Challenge ▸ Copy the records verbatim from their first line through the line containing "section-nav: CREATING CUSTOM", including both of these lines.

Records supplied ▸
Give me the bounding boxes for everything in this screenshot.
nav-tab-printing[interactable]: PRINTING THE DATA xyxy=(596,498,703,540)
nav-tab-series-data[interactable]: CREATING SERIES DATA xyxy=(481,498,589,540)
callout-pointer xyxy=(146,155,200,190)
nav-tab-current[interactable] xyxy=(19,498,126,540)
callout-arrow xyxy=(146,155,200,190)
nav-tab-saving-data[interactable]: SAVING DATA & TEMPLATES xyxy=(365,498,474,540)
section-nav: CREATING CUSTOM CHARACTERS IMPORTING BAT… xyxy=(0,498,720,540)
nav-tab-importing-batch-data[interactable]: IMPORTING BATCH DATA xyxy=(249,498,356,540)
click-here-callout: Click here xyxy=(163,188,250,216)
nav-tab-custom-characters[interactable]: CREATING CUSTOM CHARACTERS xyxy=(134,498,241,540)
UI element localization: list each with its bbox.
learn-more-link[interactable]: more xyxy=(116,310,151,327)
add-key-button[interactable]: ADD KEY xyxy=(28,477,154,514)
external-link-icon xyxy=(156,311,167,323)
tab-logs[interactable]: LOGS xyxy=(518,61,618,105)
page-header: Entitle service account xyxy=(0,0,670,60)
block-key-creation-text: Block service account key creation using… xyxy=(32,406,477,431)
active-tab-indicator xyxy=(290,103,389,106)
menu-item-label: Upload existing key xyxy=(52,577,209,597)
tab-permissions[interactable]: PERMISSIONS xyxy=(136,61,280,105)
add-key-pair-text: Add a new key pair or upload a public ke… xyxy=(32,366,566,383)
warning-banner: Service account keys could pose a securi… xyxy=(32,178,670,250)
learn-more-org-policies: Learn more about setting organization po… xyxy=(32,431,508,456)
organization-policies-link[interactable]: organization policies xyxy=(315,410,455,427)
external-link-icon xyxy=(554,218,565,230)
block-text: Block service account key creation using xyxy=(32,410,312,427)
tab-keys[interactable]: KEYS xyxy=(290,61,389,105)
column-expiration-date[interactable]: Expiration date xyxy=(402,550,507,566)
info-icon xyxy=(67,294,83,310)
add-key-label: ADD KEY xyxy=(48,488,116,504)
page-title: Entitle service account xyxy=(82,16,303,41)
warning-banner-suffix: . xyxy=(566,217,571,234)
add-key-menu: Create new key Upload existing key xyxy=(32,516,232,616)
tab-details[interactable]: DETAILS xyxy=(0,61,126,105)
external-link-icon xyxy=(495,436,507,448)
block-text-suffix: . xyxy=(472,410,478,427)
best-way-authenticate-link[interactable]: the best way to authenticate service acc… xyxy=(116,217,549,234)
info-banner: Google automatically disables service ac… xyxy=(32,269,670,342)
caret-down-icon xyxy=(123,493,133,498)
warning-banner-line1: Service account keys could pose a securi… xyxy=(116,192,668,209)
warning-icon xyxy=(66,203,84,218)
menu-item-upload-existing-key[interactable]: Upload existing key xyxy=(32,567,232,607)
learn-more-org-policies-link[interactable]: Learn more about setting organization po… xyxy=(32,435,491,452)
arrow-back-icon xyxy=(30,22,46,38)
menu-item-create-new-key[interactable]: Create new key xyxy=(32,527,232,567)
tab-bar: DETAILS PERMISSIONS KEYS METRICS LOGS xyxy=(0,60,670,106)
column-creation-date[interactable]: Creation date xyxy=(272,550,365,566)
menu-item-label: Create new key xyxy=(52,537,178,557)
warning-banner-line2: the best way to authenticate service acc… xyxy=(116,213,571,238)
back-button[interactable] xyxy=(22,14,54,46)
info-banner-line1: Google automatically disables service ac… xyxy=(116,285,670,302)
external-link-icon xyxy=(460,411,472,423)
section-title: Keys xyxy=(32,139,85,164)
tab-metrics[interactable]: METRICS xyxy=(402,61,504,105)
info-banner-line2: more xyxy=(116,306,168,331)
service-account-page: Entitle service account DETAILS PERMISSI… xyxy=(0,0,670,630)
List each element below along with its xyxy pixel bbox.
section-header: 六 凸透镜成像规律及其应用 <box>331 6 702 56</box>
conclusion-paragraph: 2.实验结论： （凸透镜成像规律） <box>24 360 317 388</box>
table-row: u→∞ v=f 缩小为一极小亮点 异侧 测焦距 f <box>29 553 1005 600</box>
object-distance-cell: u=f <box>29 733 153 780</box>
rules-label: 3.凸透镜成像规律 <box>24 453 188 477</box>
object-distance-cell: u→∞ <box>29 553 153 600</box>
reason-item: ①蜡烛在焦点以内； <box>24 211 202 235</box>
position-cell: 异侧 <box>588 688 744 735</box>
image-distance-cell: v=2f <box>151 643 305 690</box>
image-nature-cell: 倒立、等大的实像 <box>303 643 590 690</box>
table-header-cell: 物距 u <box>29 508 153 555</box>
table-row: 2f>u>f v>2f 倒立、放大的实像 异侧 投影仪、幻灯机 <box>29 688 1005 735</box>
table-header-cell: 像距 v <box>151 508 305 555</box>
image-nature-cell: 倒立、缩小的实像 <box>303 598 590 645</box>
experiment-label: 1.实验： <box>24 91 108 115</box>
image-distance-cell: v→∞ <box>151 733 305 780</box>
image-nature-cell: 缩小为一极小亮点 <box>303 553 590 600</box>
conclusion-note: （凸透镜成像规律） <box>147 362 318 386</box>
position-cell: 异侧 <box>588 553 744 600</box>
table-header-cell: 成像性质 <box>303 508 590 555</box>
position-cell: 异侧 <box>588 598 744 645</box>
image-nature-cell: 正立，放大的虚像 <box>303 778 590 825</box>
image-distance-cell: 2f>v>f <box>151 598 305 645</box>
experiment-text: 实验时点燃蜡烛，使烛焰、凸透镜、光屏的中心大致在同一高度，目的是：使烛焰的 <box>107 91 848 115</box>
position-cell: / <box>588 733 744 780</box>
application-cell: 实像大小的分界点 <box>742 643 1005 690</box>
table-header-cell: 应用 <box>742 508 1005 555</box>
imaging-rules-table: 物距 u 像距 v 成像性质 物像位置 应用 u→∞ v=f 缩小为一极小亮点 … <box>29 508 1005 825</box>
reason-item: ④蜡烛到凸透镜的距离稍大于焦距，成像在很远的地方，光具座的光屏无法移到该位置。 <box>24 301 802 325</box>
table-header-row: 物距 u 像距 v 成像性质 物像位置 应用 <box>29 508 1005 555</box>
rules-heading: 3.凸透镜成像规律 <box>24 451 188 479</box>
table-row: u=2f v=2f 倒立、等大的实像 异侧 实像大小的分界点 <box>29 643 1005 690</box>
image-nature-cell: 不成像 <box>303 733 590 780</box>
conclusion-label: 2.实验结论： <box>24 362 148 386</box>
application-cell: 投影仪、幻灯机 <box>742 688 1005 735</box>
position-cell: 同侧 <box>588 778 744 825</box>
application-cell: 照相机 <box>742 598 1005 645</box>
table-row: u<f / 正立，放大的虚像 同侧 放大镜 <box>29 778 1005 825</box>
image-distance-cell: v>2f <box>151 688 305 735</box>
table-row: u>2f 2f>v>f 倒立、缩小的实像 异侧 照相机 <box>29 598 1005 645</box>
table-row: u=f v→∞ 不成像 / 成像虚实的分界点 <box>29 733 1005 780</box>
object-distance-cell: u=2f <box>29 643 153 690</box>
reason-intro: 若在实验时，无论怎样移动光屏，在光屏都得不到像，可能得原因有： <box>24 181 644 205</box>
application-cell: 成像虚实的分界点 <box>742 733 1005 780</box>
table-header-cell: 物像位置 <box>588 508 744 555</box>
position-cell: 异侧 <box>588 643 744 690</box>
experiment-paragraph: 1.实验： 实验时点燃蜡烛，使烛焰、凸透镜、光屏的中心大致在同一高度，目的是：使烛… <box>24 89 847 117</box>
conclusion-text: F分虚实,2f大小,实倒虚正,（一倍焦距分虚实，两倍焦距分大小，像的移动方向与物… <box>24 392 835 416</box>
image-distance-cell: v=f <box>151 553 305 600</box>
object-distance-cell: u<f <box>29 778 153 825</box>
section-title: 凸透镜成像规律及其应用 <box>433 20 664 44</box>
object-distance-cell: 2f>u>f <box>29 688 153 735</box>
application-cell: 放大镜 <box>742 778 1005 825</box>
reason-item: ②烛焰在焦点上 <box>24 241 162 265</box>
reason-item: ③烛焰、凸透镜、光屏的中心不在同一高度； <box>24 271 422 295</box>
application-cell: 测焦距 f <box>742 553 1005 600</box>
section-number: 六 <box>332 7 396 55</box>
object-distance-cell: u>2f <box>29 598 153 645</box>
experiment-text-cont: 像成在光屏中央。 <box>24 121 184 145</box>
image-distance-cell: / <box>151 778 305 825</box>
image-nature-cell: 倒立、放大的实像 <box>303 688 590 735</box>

Answer to the exercise ▸
Give me the bounding boxes for everything in this screenshot.
nav-tab-printing[interactable]: PRINTING THE DATA xyxy=(596,498,703,540)
nav-tab-series-data[interactable]: CREATING SERIES DATA xyxy=(481,498,589,540)
callout-pointer xyxy=(146,155,200,190)
nav-tab-current[interactable] xyxy=(19,498,126,540)
callout-arrow xyxy=(146,155,200,190)
nav-tab-saving-data[interactable]: SAVING DATA & TEMPLATES xyxy=(365,498,474,540)
section-nav: CREATING CUSTOM CHARACTERS IMPORTING BAT… xyxy=(0,498,720,540)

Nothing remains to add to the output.